> _OBJECTIVE_
Without including any pictures, write out all the entries exactly.

····················

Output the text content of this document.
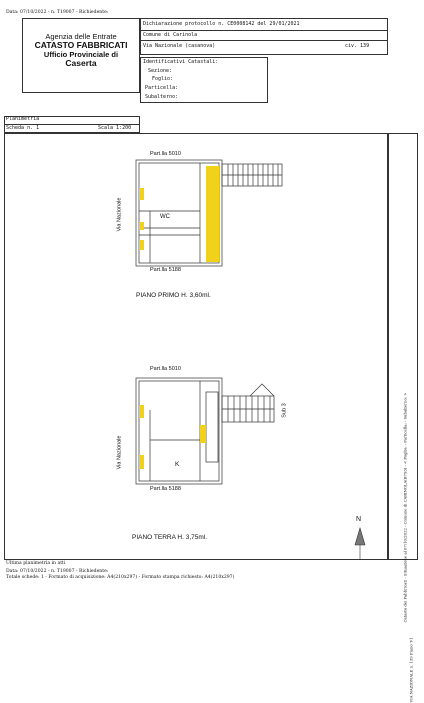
Data: 07/10/2022 - n. T19007 - Richiedente:
Agenzia delle Entrate
CATASTO FABBRICATI
Ufficio Provinciale di
Caserta
Dichiarazione protocollo n. CE0008142 del 29/01/2021
Comune di Carinola
Via Nazionale (casanova)	civ. 139
Identificativi Catastali:
Sezione:
Foglio:
Particella:
Subalterno:
Planimetria
Scheda n. 1	Scala 1:200
Part.lla 5010
Part.lla 5188
Via Nazionale	WC
PIANO PRIMO H. 3,60ml.
Part.lla 5010
Part.lla 5188
Via Nazionale	K
Sub 3
PIANO TERRA H. 3,75ml.
N	Catasto dei Fabbricati - Situazione al 07/10/2022 - Comune di CARINOLA(B793) - < Foglio: - Particella: - Subalterno: >
VIA NAZIONALE n. 139 Piano T-1
Ultima planimetria in atti
Data: 07/10/2022 - n. T19007 - Richiedente:
Totale schede: 1 - Formato di acquisizione: A4(210x297) - Formato stampa richiesto: A4(210x297)
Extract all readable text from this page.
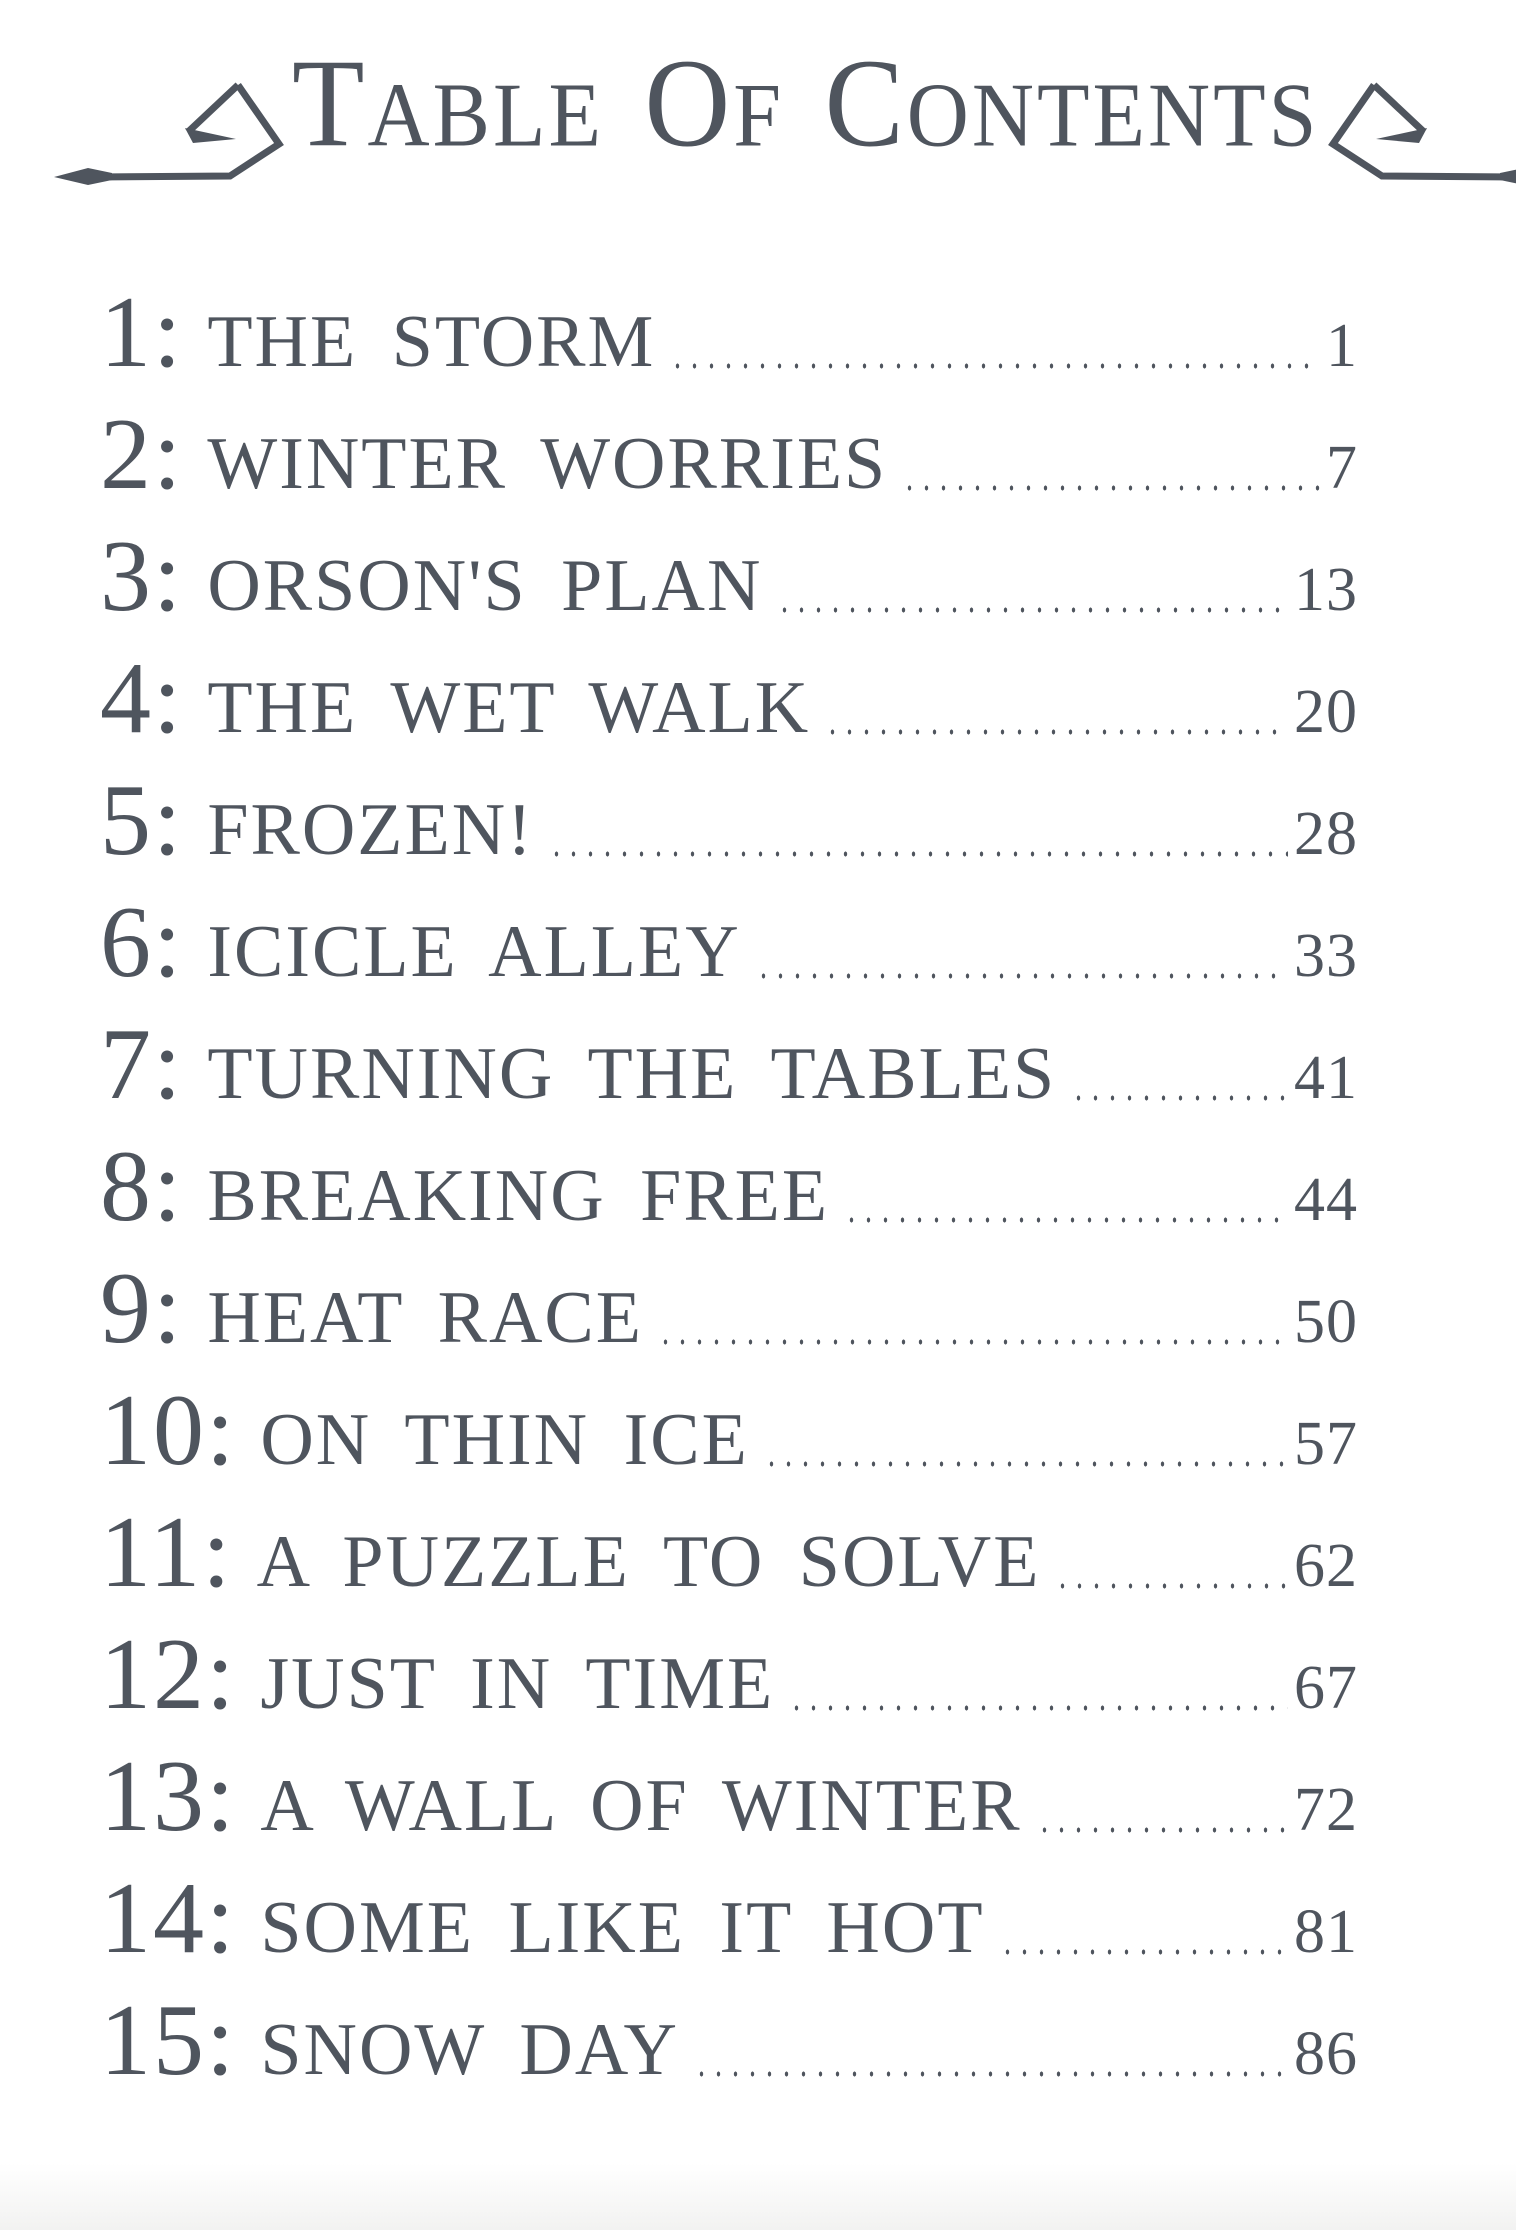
TABLE OF CONTENTS
1: THE STORM	1
2: WINTER WORRIES	7
3: ORSON'S PLAN	13
4: THE WET WALK	20
5: FROZEN!	28
6: ICICLE ALLEY	33
7: TURNING THE TABLES	41
8: BREAKING FREE	44
9: HEAT RACE	50
10: ON THIN ICE	57
11: A PUZZLE TO SOLVE	62
12: JUST IN TIME	67
13: A WALL OF WINTER	72
14: SOME LIKE IT HOT	81
15: SNOW DAY	86
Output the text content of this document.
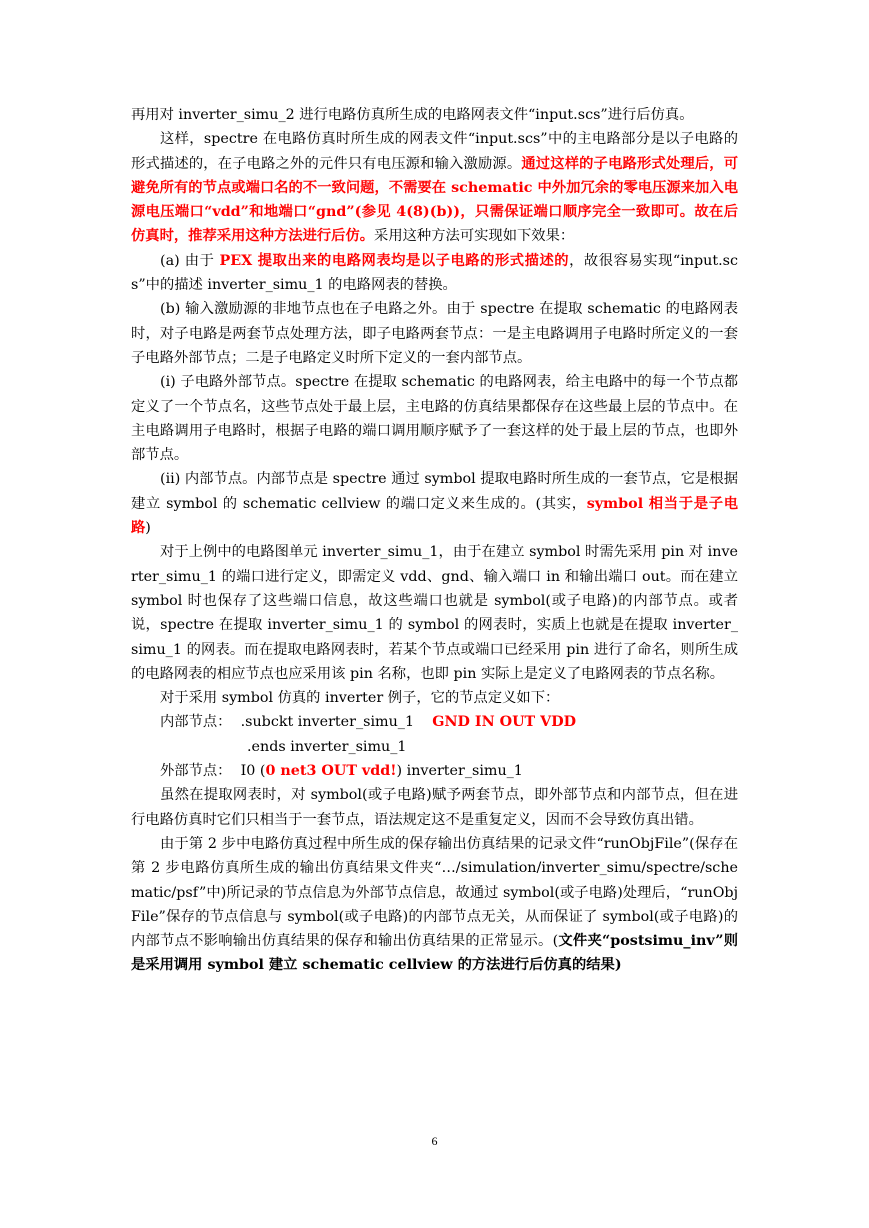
再用对 inverter_simu_2 进行电路仿真所生成的电路网表文件“input.scs”进行后仿真。

这样，spectre 在电路仿真时所生成的网表文件“input.scs”中的主电路部分是以子电路的形式描述的，在子电路之外的元件只有电压源和输入激励源。通过这样的子电路形式处理后，可避免所有的节点或端口名的不一致问题，不需要在 schematic 中外加冗余的零电压源来加入电源电压端口“vdd”和地端口“gnd”(参见 4(8)(b))，只需保证端口顺序完全一致即可。故在后仿真时，推荐采用这种方法进行后仿。采用这种方法可实现如下效果：

(a) 由于 PEX 提取出来的电路网表均是以子电路的形式描述的，故很容易实现“input.scs”中的描述 inverter_simu_1 的电路网表的替换。

(b) 输入激励源的非地节点也在子电路之外。由于 spectre 在提取 schematic 的电路网表时，对子电路是两套节点处理方法，即子电路两套节点：一是主电路调用子电路时所定义的一套子电路外部节点；二是子电路定义时所下定义的一套内部节点。

(i) 子电路外部节点。spectre 在提取 schematic 的电路网表，给主电路中的每一个节点都定义了一个节点名，这些节点处于最上层，主电路的仿真结果都保存在这些最上层的节点中。在主电路调用子电路时，根据子电路的端口调用顺序赋予了一套这样的处于最上层的节点，也即外部节点。

(ii) 内部节点。内部节点是 spectre 通过 symbol 提取电路时所生成的一套节点，它是根据建立 symbol 的 schematic cellview 的端口定义来生成的。(其实，symbol 相当于是子电路)

对于上例中的电路图单元 inverter_simu_1，由于在建立 symbol 时需先采用 pin 对 inverter_simu_1 的端口进行定义，即需定义 vdd、gnd、输入端口 in 和输出端口 out。而在建立 symbol 时也保存了这些端口信息，故这些端口也就是 symbol(或子电路)的内部节点。或者说，spectre 在提取 inverter_simu_1 的 symbol 的网表时，实质上也就是在提取 inverter_simu_1 的网表。而在提取电路网表时，若某个节点或端口已经采用 pin 进行了命名，则所生成的电路网表的相应节点也应采用该 pin 名称，也即 pin 实际上是定义了电路网表的节点名称。

对于采用 symbol 仿真的 inverter 例子，它的节点定义如下：

内部节点： .subckt inverter_simu_1 GND IN OUT VDD

.ends inverter_simu_1

外部节点： I0 (0 net3 OUT vdd!) inverter_simu_1

虽然在提取网表时，对 symbol(或子电路)赋予两套节点，即外部节点和内部节点，但在进行电路仿真时它们只相当于一套节点，语法规定这不是重复定义，因而不会导致仿真出错。

由于第 2 步中电路仿真过程中所生成的保存输出仿真结果的记录文件“runObjFile”(保存在第 2 步电路仿真所生成的输出仿真结果文件夹“…/simulation/inverter_simu/spectre/schematic/psf”中)所记录的节点信息为外部节点信息，故通过 symbol(或子电路)处理后，“runObjFile”保存的节点信息与 symbol(或子电路)的内部节点无关，从而保证了 symbol(或子电路)的内部节点不影响输出仿真结果的保存和输出仿真结果的正常显示。(文件夹“postsimu_inv”则是采用调用 symbol 建立 schematic cellview 的方法进行后仿真的结果)

6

····················

> _COMPLETE ANSWER_
Output the text content of this document.
Data: 07/10/2022 - n. T19007 - Richiedente:
Agenzia delle Entrate
CATASTO FABBRICATI
Ufficio Provinciale di
Caserta
Dichiarazione protocollo n. CE0008142 del 29/01/2021
Comune di Carinola
Via Nazionale (casanova)	civ. 139
Identificativi Catastali:
Sezione:
Foglio:
Particella:
Subalterno:
Planimetria
Scheda n. 1	Scala 1:200
Part.lla 5010
Part.lla 5188
Via Nazionale	WC
PIANO PRIMO H. 3,60ml.
Part.lla 5010
Part.lla 5188
Via Nazionale	K
Sub 3
PIANO TERRA H. 3,75ml.
N	Catasto dei Fabbricati - Situazione al 07/10/2022 - Comune di CARINOLA(B793) - < Foglio: - Particella: - Subalterno: >
VIA NAZIONALE n. 139 Piano T-1
Ultima planimetria in atti
Data: 07/10/2022 - n. T19007 - Richiedente:
Totale schede: 1 - Formato di acquisizione: A4(210x297) - Formato stampa richiesto: A4(210x297)
Extract all readable text from this page.
TABLE OF CONTENTS
1: THE STORM	1
2: WINTER WORRIES	7
3: ORSON'S PLAN	13
4: THE WET WALK	20
5: FROZEN!	28
6: ICICLE ALLEY	33
7: TURNING THE TABLES	41
8: BREAKING FREE	44
9: HEAT RACE	50
10: ON THIN ICE	57
11: A PUZZLE TO SOLVE	62
12: JUST IN TIME	67
13: A WALL OF WINTER	72
14: SOME LIKE IT HOT	81
15: SNOW DAY	86
Output the text content of this document.
再用对 inverter_simu_2 进行电路仿真所生成的电路网表文件“input.scs”进行后仿真。

这样，spectre 在电路仿真时所生成的网表文件“input.scs”中的主电路部分是以子电路的形式描述的，在子电路之外的元件只有电压源和输入激励源。通过这样的子电路形式处理后，可避免所有的节点或端口名的不一致问题，不需要在 schematic 中外加冗余的零电压源来加入电源电压端口“vdd”和地端口“gnd”(参见 4(8)(b))，只需保证端口顺序完全一致即可。故在后仿真时，推荐采用这种方法进行后仿。采用这种方法可实现如下效果：

(a) 由于 PEX 提取出来的电路网表均是以子电路的形式描述的，故很容易实现“input.scs”中的描述 inverter_simu_1 的电路网表的替换。

(b) 输入激励源的非地节点也在子电路之外。由于 spectre 在提取 schematic 的电路网表时，对子电路是两套节点处理方法，即子电路两套节点：一是主电路调用子电路时所定义的一套子电路外部节点；二是子电路定义时所下定义的一套内部节点。

(i) 子电路外部节点。spectre 在提取 schematic 的电路网表，给主电路中的每一个节点都定义了一个节点名，这些节点处于最上层，主电路的仿真结果都保存在这些最上层的节点中。在主电路调用子电路时，根据子电路的端口调用顺序赋予了一套这样的处于最上层的节点，也即外部节点。

(ii) 内部节点。内部节点是 spectre 通过 symbol 提取电路时所生成的一套节点，它是根据建立 symbol 的 schematic cellview 的端口定义来生成的。(其实，symbol 相当于是子电路)

对于上例中的电路图单元 inverter_simu_1，由于在建立 symbol 时需先采用 pin 对 inverter_simu_1 的端口进行定义，即需定义 vdd、gnd、输入端口 in 和输出端口 out。而在建立 symbol 时也保存了这些端口信息，故这些端口也就是 symbol(或子电路)的内部节点。或者说，spectre 在提取 inverter_simu_1 的 symbol 的网表时，实质上也就是在提取 inverter_simu_1 的网表。而在提取电路网表时，若某个节点或端口已经采用 pin 进行了命名，则所生成的电路网表的相应节点也应采用该 pin 名称，也即 pin 实际上是定义了电路网表的节点名称。

对于采用 symbol 仿真的 inverter 例子，它的节点定义如下：

内部节点： .subckt inverter_simu_1 GND IN OUT VDD

.ends inverter_simu_1

外部节点： I0 (0 net3 OUT vdd!) inverter_simu_1

虽然在提取网表时，对 symbol(或子电路)赋予两套节点，即外部节点和内部节点，但在进行电路仿真时它们只相当于一套节点，语法规定这不是重复定义，因而不会导致仿真出错。

由于第 2 步中电路仿真过程中所生成的保存输出仿真结果的记录文件“runObjFile”(保存在第 2 步电路仿真所生成的输出仿真结果文件夹“…/simulation/inverter_simu/spectre/schematic/psf”中)所记录的节点信息为外部节点信息，故通过 symbol(或子电路)处理后，“runObjFile”保存的节点信息与 symbol(或子电路)的内部节点无关，从而保证了 symbol(或子电路)的内部节点不影响输出仿真结果的保存和输出仿真结果的正常显示。(文件夹“postsimu_inv”则是采用调用 symbol 建立 schematic cellview 的方法进行后仿真的结果)

6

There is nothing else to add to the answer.